__WHAT IS BEING ASKED__:
Scan the material below for the string "MADRS", and copy every line where it shows up.

Items from a figure collection:
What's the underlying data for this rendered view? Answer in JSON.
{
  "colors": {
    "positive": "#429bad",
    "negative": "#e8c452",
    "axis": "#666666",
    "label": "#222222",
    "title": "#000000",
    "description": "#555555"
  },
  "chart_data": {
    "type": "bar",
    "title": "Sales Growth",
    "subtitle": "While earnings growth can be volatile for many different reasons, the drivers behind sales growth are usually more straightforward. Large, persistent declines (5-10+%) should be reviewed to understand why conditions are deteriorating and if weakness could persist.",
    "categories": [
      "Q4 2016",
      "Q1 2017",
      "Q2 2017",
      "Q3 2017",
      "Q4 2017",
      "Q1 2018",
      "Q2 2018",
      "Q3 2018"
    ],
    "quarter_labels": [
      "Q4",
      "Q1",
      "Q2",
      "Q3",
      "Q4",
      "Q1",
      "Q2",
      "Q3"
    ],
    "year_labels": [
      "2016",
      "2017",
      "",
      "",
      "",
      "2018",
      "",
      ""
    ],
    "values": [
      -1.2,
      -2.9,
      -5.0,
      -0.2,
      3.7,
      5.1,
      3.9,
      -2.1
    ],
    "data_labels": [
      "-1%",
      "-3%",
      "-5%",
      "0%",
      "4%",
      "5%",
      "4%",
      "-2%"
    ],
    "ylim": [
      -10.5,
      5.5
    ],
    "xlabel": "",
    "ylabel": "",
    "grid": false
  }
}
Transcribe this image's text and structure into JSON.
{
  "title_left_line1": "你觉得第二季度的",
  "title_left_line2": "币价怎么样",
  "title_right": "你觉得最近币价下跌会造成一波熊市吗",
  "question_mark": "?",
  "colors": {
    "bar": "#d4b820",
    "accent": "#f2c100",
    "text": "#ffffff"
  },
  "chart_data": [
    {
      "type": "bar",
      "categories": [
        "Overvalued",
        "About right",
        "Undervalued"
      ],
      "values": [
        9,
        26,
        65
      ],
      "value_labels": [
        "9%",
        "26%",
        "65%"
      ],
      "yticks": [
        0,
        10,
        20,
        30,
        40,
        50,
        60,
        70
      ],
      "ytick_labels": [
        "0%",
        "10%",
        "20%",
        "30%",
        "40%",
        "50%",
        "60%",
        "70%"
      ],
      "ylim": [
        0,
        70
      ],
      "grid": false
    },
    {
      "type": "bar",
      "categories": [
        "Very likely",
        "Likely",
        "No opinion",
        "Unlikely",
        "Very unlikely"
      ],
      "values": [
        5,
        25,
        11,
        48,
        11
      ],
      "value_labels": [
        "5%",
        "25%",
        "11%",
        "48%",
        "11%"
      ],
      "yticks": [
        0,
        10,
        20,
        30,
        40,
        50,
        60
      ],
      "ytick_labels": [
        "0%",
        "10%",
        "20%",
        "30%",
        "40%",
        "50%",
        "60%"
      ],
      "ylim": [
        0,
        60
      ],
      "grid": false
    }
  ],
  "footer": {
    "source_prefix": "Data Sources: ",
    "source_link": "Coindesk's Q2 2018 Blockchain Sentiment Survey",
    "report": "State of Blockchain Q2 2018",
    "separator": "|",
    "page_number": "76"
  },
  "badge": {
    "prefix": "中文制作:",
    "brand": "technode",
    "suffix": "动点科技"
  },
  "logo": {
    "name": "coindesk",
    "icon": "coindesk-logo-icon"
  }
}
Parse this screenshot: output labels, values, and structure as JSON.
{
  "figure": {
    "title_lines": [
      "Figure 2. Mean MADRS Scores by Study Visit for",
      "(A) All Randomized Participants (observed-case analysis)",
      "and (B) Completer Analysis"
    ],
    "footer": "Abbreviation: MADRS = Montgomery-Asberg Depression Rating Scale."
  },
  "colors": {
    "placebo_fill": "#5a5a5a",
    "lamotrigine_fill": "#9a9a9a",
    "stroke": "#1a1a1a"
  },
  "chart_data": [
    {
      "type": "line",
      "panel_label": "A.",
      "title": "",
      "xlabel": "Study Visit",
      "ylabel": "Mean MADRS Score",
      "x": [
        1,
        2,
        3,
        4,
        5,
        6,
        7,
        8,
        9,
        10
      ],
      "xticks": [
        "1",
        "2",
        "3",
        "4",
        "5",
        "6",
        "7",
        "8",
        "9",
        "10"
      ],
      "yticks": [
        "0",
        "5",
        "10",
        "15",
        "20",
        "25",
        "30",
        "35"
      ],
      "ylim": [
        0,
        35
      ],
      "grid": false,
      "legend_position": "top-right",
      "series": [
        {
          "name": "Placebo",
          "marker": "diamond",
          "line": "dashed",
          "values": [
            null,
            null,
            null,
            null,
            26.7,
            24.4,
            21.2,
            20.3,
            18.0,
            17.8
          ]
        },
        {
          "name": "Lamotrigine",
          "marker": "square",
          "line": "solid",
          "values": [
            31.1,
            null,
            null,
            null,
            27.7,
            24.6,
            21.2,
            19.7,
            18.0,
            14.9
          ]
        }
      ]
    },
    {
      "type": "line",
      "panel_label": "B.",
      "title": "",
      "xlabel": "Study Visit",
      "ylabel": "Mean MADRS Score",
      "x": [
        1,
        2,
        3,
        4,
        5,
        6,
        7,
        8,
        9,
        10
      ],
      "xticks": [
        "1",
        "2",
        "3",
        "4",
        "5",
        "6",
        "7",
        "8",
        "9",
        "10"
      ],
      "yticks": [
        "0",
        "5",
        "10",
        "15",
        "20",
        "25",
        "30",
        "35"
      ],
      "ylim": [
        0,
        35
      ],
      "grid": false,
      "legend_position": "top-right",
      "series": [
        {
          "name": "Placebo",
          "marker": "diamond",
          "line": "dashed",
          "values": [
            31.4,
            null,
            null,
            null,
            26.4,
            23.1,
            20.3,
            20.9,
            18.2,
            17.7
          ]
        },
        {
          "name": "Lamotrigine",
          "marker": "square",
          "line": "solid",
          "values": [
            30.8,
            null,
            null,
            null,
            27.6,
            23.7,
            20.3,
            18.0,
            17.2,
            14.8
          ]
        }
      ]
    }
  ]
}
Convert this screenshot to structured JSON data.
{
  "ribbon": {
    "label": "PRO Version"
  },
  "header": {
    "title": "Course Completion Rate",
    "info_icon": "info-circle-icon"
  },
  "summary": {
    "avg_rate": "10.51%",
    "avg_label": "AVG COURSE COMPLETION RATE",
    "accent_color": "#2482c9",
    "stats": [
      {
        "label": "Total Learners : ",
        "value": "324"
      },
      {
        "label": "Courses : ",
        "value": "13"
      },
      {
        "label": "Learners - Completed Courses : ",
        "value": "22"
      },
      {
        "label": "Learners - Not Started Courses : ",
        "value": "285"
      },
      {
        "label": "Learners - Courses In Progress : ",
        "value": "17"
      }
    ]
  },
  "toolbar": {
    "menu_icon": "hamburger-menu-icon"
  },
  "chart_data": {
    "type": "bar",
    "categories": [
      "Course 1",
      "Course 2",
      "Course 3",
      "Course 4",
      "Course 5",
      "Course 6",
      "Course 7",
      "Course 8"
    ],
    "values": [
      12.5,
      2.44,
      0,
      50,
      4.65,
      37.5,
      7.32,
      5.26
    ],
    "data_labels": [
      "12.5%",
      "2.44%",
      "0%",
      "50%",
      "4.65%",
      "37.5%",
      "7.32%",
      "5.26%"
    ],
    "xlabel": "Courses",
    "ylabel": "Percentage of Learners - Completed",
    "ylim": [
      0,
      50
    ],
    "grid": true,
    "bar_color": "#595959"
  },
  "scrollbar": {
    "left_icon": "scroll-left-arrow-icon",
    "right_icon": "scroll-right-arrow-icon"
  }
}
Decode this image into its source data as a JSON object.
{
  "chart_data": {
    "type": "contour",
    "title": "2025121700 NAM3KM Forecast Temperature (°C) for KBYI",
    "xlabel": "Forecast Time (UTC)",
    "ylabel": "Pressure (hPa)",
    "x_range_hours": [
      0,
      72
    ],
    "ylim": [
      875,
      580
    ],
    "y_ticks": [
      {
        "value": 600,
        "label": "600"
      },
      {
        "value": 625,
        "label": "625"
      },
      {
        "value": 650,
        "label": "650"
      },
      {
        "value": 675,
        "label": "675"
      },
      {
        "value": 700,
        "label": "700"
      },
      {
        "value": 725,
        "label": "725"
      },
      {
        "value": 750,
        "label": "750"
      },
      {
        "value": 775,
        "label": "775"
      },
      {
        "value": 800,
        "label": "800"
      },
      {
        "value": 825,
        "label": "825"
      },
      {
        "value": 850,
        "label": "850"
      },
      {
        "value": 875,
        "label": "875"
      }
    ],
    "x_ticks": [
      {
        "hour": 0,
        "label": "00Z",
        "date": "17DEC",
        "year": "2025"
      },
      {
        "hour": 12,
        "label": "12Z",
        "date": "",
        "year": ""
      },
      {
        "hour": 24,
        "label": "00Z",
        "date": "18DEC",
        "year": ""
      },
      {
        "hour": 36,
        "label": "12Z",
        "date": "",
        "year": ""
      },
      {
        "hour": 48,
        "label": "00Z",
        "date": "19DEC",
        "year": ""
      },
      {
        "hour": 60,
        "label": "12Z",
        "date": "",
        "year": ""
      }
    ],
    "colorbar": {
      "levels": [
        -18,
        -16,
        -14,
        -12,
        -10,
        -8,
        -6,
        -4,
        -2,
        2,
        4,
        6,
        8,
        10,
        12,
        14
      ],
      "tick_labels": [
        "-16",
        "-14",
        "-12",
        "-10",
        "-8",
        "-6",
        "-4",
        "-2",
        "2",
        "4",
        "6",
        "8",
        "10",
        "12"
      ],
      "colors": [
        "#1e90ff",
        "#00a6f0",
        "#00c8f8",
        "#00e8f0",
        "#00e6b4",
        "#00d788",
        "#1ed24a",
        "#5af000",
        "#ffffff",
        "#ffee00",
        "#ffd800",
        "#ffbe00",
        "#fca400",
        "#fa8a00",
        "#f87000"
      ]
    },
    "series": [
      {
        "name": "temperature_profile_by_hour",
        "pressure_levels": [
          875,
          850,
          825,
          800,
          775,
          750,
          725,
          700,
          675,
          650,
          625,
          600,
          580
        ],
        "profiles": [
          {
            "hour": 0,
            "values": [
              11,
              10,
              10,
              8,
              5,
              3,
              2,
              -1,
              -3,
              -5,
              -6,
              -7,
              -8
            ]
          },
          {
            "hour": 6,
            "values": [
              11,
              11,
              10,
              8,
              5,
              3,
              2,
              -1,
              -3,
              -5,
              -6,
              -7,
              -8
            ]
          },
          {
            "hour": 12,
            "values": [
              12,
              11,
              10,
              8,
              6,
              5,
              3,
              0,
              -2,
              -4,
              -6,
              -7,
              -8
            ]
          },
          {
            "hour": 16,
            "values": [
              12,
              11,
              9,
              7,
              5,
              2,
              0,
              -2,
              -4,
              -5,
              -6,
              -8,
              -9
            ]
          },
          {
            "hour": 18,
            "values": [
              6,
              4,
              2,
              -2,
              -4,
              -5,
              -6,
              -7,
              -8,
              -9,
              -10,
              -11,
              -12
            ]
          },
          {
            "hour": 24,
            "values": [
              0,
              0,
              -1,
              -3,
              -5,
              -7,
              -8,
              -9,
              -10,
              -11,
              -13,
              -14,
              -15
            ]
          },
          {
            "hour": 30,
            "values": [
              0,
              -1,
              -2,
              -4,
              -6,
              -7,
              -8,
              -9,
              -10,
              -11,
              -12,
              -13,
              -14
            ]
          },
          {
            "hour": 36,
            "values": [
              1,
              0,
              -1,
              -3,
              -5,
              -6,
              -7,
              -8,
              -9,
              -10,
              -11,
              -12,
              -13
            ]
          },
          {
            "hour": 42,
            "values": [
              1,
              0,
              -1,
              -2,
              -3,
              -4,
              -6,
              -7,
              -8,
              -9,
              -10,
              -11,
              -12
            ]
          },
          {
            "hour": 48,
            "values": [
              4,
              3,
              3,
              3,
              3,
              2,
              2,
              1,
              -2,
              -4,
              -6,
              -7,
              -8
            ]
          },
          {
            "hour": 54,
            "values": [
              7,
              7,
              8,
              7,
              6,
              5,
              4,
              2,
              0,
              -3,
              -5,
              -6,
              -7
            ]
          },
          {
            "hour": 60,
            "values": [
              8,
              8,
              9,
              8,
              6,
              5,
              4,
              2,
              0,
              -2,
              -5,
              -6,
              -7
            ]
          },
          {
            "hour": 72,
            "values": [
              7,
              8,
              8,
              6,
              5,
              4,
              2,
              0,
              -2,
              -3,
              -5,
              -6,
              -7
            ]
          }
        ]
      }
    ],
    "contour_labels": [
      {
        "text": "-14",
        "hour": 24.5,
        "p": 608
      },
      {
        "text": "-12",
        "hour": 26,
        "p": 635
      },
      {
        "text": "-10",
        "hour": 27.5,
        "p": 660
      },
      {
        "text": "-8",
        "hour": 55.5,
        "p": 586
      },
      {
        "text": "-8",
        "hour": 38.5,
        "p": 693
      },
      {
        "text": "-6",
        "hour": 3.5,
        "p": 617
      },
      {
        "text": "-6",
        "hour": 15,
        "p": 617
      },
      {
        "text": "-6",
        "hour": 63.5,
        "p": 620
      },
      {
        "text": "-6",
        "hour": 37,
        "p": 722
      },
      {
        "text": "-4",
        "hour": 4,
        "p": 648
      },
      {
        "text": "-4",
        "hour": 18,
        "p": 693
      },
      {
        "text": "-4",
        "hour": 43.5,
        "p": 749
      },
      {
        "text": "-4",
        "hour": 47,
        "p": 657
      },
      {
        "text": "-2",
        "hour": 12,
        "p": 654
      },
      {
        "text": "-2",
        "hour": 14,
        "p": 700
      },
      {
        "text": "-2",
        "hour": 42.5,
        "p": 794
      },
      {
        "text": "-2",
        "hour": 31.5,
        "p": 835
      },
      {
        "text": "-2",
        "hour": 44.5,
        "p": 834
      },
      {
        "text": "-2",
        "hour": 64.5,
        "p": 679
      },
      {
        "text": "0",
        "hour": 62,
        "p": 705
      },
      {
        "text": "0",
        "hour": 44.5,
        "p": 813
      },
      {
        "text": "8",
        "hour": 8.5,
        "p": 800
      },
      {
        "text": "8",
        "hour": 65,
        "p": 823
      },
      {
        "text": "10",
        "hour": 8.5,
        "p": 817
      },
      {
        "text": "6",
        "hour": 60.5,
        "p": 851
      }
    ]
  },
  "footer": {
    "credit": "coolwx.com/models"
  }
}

__OUTPUT OF THE TASK__:
      "Figure 2. Mean MADRS Scores by Study Visit for",
    "footer": "Abbreviation: MADRS = Montgomery-Asberg Depression Rating Scale."
      "ylabel": "Mean MADRS Score",
      "ylabel": "Mean MADRS Score",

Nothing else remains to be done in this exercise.